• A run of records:

[Start]

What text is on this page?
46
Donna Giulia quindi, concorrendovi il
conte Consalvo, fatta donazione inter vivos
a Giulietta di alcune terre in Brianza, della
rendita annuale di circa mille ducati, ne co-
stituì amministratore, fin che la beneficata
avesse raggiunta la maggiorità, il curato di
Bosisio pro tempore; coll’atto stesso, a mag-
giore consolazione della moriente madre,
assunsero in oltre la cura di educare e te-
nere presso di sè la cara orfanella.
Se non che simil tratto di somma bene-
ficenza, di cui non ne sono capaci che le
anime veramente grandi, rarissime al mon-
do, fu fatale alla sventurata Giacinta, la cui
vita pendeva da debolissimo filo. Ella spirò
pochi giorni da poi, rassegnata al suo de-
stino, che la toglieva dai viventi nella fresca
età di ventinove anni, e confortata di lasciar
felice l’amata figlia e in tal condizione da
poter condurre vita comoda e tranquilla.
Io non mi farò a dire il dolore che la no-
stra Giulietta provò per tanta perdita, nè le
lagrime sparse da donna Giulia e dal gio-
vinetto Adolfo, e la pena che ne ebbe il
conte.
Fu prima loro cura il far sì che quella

[End]

• Task prompt: Repeat the data precisely, line by line.

• Written answer:
What text is on this page?
46
Donna Giulia quindi, concorrendovi il
conte Consalvo, fatta donazione inter vivos
a Giulietta di alcune terre in Brianza, della
rendita annuale di circa mille ducati, ne co-
stituì amministratore, fin che la beneficata
avesse raggiunta la maggiorità, il curato di
Bosisio pro tempore; coll’atto stesso, a mag-
giore consolazione della moriente madre,
assunsero in oltre la cura di educare e te-
nere presso di sè la cara orfanella.
Se non che simil tratto di somma bene-
ficenza, di cui non ne sono capaci che le
anime veramente grandi, rarissime al mon-
do, fu fatale alla sventurata Giacinta, la cui
vita pendeva da debolissimo filo. Ella spirò
pochi giorni da poi, rassegnata al suo de-
stino, che la toglieva dai viventi nella fresca
età di ventinove anni, e confortata di lasciar
felice l’amata figlia e in tal condizione da
poter condurre vita comoda e tranquilla.
Io non mi farò a dire il dolore che la no-
stra Giulietta provò per tanta perdita, nè le
lagrime sparse da donna Giulia e dal gio-
vinetto Adolfo, e la pena che ne ebbe il
conte.
Fu prima loro cura il far sì che quella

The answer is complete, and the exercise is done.